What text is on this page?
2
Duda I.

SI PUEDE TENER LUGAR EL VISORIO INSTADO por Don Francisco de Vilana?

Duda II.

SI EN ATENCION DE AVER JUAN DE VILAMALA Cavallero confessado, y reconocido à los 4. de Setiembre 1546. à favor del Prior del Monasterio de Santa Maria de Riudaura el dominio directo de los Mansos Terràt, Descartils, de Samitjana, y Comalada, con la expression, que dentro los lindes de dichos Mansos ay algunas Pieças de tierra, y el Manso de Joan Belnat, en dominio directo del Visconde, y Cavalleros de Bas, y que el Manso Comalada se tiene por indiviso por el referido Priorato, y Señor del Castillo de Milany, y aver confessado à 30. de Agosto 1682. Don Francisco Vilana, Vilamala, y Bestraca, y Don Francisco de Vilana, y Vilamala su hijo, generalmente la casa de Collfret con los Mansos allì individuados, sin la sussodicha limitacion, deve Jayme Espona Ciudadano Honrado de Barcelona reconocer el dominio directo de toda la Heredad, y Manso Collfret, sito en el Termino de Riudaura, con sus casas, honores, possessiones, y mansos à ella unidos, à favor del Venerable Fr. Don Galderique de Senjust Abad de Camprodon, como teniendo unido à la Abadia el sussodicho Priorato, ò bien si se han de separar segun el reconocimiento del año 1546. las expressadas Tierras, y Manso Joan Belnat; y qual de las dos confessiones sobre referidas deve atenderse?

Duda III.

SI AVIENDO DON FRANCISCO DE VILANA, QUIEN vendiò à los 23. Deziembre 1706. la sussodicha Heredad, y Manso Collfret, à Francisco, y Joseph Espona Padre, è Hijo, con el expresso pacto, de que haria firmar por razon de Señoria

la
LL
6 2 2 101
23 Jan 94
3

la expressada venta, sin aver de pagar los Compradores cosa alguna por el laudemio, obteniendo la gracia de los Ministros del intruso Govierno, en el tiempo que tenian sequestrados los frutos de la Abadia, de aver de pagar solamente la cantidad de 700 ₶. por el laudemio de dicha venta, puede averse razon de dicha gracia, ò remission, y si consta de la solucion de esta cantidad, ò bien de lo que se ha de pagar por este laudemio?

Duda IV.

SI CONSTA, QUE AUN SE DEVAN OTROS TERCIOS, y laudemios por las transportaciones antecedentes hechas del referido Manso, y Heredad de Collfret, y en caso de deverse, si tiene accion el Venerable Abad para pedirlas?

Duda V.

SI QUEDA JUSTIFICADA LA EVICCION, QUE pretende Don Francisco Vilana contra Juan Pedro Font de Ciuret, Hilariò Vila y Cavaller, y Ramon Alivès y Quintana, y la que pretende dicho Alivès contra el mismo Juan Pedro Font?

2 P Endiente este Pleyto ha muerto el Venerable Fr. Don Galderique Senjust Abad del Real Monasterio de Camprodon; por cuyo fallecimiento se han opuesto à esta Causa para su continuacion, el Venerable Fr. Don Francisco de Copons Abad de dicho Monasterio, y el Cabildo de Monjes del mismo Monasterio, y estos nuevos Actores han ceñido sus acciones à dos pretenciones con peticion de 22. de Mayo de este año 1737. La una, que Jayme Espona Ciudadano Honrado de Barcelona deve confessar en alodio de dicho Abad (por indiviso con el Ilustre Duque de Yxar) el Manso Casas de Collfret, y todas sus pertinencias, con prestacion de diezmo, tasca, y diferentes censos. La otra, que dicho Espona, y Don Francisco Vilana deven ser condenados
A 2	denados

○ ○ ○ ○ ○ ○ ○

• PROBLEM:
Restate the data above word for word.

• SOLUTION FOR THIS PROBLEM:
What text is on this page?
2
Duda I.

SI PUEDE TENER LUGAR EL VISORIO INSTADO por Don Francisco de Vilana?

Duda II.

SI EN ATENCION DE AVER JUAN DE VILAMALA Cavallero confessado, y reconocido à los 4. de Setiembre 1546. à favor del Prior del Monasterio de Santa Maria de Riudaura el dominio directo de los Mansos Terràt, Descartils, de Samitjana, y Comalada, con la expression, que dentro los lindes de dichos Mansos ay algunas Pieças de tierra, y el Manso de Joan Belnat, en dominio directo del Visconde, y Cavalleros de Bas, y que el Manso Comalada se tiene por indiviso por el referido Priorato, y Señor del Castillo de Milany, y aver confessado à 30. de Agosto 1682. Don Francisco Vilana, Vilamala, y Bestraca, y Don Francisco de Vilana, y Vilamala su hijo, generalmente la casa de Collfret con los Mansos allì individuados, sin la sussodicha limitacion, deve Jayme Espona Ciudadano Honrado de Barcelona reconocer el dominio directo de toda la Heredad, y Manso Collfret, sito en el Termino de Riudaura, con sus casas, honores, possessiones, y mansos à ella unidos, à favor del Venerable Fr. Don Galderique de Senjust Abad de Camprodon, como teniendo unido à la Abadia el sussodicho Priorato, ò bien si se han de separar segun el reconocimiento del año 1546. las expressadas Tierras, y Manso Joan Belnat; y qual de las dos confessiones sobre referidas deve atenderse?

Duda III.

SI AVIENDO DON FRANCISCO DE VILANA, QUIEN vendiò à los 23. Deziembre 1706. la sussodicha Heredad, y Manso Collfret, à Francisco, y Joseph Espona Padre, è Hijo, con el expresso pacto, de que haria firmar por razon de Señoria

la
LL
6 2 2 101
23 Jan 94
3

la expressada venta, sin aver de pagar los Compradores cosa alguna por el laudemio, obteniendo la gracia de los Ministros del intruso Govierno, en el tiempo que tenian sequestrados los frutos de la Abadia, de aver de pagar solamente la cantidad de 700 ₶. por el laudemio de dicha venta, puede averse razon de dicha gracia, ò remission, y si consta de la solucion de esta cantidad, ò bien de lo que se ha de pagar por este laudemio?

Duda IV.

SI CONSTA, QUE AUN SE DEVAN OTROS TERCIOS, y laudemios por las transportaciones antecedentes hechas del referido Manso, y Heredad de Collfret, y en caso de deverse, si tiene accion el Venerable Abad para pedirlas?

Duda V.

SI QUEDA JUSTIFICADA LA EVICCION, QUE pretende Don Francisco Vilana contra Juan Pedro Font de Ciuret, Hilariò Vila y Cavaller, y Ramon Alivès y Quintana, y la que pretende dicho Alivès contra el mismo Juan Pedro Font?

2 P Endiente este Pleyto ha muerto el Venerable Fr. Don Galderique Senjust Abad del Real Monasterio de Camprodon; por cuyo fallecimiento se han opuesto à esta Causa para su continuacion, el Venerable Fr. Don Francisco de Copons Abad de dicho Monasterio, y el Cabildo de Monjes del mismo Monasterio, y estos nuevos Actores han ceñido sus acciones à dos pretenciones con peticion de 22. de Mayo de este año 1737. La una, que Jayme Espona Ciudadano Honrado de Barcelona deve confessar en alodio de dicho Abad (por indiviso con el Ilustre Duque de Yxar) el Manso Casas de Collfret, y todas sus pertinencias, con prestacion de diezmo, tasca, y diferentes censos. La otra, que dicho Espona, y Don Francisco Vilana deven ser condenados
A 2	denados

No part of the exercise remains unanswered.